Given task:
A line counts if it contains the word "kind" at least once. State how many such lines the records contain, giving the number alone.

Data extract:
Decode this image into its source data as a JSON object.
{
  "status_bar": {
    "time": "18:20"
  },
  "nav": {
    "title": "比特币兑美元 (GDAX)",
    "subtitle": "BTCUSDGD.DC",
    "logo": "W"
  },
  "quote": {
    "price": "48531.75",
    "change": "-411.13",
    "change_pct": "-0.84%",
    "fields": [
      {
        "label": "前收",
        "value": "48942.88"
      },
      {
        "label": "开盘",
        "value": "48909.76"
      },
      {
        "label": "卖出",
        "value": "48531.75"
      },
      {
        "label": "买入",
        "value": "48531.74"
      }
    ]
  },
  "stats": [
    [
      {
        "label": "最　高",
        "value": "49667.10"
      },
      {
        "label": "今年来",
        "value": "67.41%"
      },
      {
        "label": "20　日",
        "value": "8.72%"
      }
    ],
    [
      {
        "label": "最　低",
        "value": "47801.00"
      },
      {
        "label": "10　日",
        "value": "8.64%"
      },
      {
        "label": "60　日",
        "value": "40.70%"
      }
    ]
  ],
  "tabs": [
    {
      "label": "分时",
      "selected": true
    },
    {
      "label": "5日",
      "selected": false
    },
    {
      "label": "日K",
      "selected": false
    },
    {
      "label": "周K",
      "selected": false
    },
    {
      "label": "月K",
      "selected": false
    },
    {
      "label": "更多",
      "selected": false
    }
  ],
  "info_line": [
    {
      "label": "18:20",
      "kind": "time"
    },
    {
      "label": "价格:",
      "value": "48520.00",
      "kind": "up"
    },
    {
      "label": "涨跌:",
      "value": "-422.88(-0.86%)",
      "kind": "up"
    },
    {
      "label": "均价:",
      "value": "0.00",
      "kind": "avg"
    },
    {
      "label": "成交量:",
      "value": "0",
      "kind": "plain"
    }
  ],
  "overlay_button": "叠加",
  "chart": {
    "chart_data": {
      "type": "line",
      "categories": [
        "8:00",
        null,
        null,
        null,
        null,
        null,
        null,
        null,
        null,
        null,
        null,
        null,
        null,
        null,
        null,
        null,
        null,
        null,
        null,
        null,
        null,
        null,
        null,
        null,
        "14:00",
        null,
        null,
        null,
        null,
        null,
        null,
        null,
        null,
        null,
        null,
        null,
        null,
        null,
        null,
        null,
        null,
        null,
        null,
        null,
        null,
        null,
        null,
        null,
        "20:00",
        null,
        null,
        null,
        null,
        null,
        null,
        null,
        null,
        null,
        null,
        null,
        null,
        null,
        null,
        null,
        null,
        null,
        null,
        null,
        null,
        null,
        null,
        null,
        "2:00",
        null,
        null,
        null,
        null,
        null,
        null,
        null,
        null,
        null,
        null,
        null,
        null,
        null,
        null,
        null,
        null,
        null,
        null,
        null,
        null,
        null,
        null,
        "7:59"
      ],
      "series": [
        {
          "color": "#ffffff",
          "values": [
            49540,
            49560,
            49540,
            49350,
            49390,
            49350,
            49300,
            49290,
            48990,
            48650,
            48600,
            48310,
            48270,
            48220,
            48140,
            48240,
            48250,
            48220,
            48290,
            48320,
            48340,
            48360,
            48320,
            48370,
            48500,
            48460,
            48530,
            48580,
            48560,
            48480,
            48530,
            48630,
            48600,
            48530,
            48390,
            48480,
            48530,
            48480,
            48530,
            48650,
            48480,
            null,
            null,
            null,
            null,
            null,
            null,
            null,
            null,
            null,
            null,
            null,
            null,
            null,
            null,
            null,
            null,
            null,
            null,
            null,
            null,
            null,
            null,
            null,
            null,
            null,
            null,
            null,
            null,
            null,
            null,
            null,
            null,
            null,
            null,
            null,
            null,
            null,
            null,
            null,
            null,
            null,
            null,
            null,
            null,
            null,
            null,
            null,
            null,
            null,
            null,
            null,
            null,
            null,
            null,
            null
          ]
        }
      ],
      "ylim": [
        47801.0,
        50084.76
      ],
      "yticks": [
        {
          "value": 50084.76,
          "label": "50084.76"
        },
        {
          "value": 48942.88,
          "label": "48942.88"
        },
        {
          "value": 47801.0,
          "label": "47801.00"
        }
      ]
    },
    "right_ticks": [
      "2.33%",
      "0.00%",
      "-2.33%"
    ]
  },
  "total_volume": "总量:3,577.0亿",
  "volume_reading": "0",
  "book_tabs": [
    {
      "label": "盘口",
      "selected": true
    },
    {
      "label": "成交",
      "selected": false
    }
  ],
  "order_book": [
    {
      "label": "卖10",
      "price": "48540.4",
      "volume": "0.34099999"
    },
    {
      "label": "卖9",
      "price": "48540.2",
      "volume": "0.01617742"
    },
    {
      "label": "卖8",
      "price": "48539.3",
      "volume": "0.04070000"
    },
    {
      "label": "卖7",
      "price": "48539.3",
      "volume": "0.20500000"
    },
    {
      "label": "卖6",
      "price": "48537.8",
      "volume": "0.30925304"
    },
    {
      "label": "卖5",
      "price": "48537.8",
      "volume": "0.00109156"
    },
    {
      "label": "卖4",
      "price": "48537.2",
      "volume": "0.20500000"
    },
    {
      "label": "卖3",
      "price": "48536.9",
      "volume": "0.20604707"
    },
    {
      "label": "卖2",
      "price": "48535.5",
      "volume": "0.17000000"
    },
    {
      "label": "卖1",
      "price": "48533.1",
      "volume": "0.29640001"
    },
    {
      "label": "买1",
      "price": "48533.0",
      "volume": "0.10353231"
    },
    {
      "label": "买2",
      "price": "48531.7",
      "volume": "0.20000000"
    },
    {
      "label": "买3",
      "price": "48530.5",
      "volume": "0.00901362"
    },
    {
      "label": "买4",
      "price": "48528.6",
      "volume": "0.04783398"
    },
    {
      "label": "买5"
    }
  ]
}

Task solution:
5